Page extract:
--*--

Benso, Alfredo2; Di Carlo, Stefano2; Ur Rehman, Hafeez2; Politano, Gianfranco2; Savino, Alessandro2; Suravajhala, Prashanth3
1 Anatomy, Biochemistry and Physiology, Department of Veterinary Clinical and Animal Sciences, Faculty of Health and Medical Sciences, Københavns Universitet2 unknown3 Anatomy, Biochemistry and Physiology, Department of Veterinary Clinical and Animal Sciences, Faculty of Health and Medical Sciences, Københavns Universitet
BACKGROUND: Today large scale genome sequencing technologies are uncovering an increasing amount of new genes and proteins, which remain uncharacterized. Experimental procedures for protein function prediction are low throughput by nature and thus can't be used to keep up with the rate at which new proteins are discovered. On the other hand, proteins are the prominent stakeholders in almost all biological processes, and therefore the need to precisely know their functions for a better understanding of the underlying biological mechanism is inevitable. The challenge of annotating uncharacterized proteins in functional genomics and biology in general motivates the use of computational techniques well orchestrated to accurately predict their functions. METHODS: We propose a computational flow for the functional annotation of a protein able to assign the most probable functions to a protein by aggregating heterogeneous information. Considered information include: protein motifs, protein sequence similarity, and protein homology data gathered from interacting proteins, combined with data from highly similar non-interacting proteins (hereinafter called Similactors). Moreover, to increase the predictive power of our model we also compute and integrate term specific relationships among functional terms based on Gene Ontology (GO). RESULTS: We tested our method on Saccharomyces Cerevisiae and Homo sapiens species proteins. The aggregation of different structural and functional evidence with GO relationships outperforms, in terms of precision and accuracy of prediction than the other methods reported in literature. The predicted precision and accuracy is 100% for more than half of the input set for both species; overall, we obtained 85.38% precision and 81.95% accuracy for Homo sapiens and 79.73% precision and 80.06% accuracy for Saccharomyces Cerevisiae species proteins.

--*--

Available data:
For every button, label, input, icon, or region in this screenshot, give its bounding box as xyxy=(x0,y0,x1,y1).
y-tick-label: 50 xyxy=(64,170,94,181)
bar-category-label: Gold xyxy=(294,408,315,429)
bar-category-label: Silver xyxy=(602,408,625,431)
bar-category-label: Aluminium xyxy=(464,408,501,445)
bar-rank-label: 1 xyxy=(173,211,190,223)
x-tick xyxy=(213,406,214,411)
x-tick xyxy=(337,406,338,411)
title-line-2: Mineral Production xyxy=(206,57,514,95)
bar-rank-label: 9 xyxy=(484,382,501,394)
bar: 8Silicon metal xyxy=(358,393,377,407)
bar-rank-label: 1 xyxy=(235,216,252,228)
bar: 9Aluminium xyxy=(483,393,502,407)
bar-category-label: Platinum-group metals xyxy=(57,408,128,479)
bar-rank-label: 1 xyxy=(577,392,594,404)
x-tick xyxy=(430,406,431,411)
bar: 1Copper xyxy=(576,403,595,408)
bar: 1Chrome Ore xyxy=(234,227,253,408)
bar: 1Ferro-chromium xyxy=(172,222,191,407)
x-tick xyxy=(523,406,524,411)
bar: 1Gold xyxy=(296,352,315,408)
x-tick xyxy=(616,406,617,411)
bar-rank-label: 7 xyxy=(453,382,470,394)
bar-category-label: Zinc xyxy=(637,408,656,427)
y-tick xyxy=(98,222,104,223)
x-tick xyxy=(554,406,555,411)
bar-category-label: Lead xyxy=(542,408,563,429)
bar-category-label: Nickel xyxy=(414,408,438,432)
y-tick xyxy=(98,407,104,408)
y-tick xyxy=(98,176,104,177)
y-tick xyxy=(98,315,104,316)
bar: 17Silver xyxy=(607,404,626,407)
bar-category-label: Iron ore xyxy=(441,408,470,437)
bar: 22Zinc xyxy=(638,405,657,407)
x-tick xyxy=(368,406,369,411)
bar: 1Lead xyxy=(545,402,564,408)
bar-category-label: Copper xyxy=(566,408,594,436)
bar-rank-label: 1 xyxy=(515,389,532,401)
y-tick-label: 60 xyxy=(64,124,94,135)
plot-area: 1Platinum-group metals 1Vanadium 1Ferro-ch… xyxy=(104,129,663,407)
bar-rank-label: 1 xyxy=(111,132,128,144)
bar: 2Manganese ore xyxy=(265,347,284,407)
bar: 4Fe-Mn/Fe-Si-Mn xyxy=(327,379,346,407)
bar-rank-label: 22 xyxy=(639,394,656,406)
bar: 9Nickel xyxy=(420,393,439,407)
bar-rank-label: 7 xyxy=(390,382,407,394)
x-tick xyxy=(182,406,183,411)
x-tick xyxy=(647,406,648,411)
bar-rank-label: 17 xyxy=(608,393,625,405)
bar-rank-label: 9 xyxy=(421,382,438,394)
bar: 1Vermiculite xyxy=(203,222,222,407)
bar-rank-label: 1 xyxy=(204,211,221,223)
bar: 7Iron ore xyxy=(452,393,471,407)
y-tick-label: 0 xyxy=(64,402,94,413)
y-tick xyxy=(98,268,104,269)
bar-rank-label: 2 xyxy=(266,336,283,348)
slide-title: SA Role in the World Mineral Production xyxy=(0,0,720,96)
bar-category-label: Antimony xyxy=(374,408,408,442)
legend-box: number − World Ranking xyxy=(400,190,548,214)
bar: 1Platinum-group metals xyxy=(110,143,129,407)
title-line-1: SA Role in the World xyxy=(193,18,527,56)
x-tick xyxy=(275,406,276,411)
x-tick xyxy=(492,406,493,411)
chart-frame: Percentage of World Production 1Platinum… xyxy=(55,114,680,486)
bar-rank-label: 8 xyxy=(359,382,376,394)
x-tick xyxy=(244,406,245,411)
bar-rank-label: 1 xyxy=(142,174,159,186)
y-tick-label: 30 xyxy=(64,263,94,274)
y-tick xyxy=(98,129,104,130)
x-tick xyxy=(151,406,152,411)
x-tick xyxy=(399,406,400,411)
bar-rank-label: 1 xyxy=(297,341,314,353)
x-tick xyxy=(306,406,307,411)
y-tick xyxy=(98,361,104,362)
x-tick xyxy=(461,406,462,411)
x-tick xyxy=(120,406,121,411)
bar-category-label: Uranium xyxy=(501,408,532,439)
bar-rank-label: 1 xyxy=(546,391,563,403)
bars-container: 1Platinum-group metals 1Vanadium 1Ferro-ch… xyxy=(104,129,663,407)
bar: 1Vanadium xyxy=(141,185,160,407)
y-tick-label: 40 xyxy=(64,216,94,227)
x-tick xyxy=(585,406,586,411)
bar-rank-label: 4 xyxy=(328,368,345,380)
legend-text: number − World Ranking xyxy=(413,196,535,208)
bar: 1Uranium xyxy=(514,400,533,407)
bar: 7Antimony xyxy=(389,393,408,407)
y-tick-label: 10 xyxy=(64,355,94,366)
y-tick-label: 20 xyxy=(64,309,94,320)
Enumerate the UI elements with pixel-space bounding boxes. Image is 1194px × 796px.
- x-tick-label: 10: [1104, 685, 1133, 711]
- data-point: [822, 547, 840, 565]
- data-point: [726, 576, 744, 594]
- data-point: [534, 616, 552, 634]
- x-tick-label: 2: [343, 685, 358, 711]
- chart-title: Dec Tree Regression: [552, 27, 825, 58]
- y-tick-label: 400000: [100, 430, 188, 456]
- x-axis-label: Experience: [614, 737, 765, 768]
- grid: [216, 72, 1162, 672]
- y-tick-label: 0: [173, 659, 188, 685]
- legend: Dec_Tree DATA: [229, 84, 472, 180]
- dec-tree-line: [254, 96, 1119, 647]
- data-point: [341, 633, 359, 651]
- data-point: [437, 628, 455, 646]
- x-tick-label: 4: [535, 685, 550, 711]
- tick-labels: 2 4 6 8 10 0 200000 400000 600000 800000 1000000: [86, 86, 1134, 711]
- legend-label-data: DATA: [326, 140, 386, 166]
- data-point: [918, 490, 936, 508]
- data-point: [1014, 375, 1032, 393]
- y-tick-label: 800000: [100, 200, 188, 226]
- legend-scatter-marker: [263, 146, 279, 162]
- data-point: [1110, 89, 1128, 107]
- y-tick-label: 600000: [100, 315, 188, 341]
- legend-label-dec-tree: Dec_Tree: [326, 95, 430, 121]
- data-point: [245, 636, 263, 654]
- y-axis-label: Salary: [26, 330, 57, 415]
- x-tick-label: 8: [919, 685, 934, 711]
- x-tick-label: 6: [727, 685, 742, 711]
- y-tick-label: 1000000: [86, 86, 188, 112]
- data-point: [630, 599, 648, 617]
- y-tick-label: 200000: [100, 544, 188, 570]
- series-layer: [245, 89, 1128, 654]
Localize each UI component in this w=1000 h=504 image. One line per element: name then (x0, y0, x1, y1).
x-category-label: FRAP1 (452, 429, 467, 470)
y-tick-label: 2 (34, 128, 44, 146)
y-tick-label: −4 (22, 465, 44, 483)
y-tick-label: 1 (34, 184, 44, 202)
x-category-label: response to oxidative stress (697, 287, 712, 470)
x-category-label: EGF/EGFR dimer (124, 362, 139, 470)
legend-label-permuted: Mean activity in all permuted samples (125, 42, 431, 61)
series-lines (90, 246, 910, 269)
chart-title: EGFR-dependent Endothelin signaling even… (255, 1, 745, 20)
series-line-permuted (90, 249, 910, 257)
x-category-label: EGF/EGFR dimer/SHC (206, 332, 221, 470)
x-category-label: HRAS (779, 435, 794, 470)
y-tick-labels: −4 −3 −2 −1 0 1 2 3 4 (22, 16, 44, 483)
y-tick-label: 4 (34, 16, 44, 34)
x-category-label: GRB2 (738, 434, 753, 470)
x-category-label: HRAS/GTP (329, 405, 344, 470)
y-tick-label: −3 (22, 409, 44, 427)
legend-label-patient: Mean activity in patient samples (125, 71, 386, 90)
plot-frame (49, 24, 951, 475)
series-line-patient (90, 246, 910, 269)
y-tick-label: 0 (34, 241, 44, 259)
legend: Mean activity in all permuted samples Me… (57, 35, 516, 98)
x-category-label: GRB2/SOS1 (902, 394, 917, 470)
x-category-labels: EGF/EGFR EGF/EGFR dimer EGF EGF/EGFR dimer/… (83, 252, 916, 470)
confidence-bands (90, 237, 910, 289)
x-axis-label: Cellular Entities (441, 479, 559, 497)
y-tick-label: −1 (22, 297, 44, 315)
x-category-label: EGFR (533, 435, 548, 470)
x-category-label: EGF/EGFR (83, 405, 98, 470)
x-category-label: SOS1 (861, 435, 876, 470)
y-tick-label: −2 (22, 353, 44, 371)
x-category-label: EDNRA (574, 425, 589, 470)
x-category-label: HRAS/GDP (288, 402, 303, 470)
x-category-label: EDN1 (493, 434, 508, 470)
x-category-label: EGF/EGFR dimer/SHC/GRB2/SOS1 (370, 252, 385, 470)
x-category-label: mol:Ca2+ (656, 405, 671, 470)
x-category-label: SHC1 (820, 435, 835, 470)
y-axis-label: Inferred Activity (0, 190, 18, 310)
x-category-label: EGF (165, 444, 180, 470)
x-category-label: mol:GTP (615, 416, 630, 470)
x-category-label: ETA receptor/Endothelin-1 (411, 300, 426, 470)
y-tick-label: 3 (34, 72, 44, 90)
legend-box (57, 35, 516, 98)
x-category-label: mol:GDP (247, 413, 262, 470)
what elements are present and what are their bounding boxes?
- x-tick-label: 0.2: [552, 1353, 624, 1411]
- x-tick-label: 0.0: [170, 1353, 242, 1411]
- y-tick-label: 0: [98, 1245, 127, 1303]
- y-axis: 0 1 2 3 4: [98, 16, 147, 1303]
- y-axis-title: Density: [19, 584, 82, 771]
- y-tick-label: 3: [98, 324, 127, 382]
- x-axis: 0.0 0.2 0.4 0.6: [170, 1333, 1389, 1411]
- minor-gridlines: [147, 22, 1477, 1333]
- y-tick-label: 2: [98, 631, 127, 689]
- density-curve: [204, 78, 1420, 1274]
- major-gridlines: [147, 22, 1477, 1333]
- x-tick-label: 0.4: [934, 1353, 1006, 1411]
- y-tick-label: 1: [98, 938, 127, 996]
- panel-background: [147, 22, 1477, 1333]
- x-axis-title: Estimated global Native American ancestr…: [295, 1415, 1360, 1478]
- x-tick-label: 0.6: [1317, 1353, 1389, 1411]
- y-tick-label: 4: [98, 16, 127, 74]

--*--

Task:
Answer these questions about the protein function prediction abstract:
1. Why can't experimental procedures for protein function prediction keep up with the rate at which new proteins are discovered?
2. What name does the abstract give to highly similar non-interacting proteins?
3. What overall precision was obtained for Homo sapiens proteins?

The answer:
1. They are low throughput by nature.
2. Similactors.
3. 85.38%.